**Written instruction**:
Only the number is wanted: how many lines of these entries contain the word "Ranking"?

......

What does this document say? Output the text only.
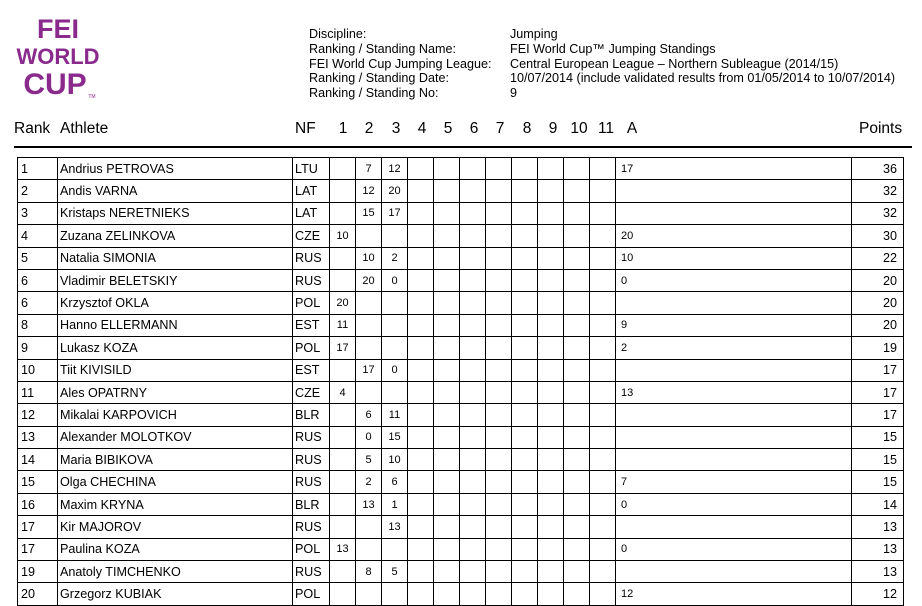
FEI
WORLD
CUP TM
Discipline:	Jumping
Ranking / Standing Name:	FEI World Cup™ Jumping Standings
FEI World Cup Jumping League:	Central European League – Northern Subleague (2014/15)
Ranking / Standing Date:	10/07/2014 (include validated results from 01/05/2014 to 10/07/2014)
Ranking / Standing No:	9
Rank Athlete	NF 1 2 3 4 5 6 7 8 9 10 11 A	Points
1	Andrius PETROVAS	LTU		7	12									17	36
2	Andis VARNA	LAT		12	20										32
3	Kristaps NERETNIEKS	LAT		15	17										32
4	Zuzana ZELINKOVA	CZE	10											20	30
5	Natalia SIMONIA	RUS		10	2									10	22
6	Vladimir BELETSKIY	RUS		20	0									0	20
6	Krzysztof OKLA	POL	20												20
8	Hanno ELLERMANN	EST	11											9	20
9	Lukasz KOZA	POL	17											2	19
10	Tiit KIVISILD	EST		17	0										17
11	Ales OPATRNY	CZE	4											13	17
12	Mikalai KARPOVICH	BLR		6	11										17
13	Alexander MOLOTKOV	RUS		0	15										15
14	Maria BIBIKOVA	RUS		5	10										15
15	Olga CHECHINA	RUS		2	6									7	15
16	Maxim KRYNA	BLR		13	1									0	14
17	Kir MAJOROV	RUS			13										13
17	Paulina KOZA	POL	13											0	13
19	Anatoly TIMCHENKO	RUS		8	5										13
20	Grzegorz KUBIAK	POL												12	12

......

**Task response**:
3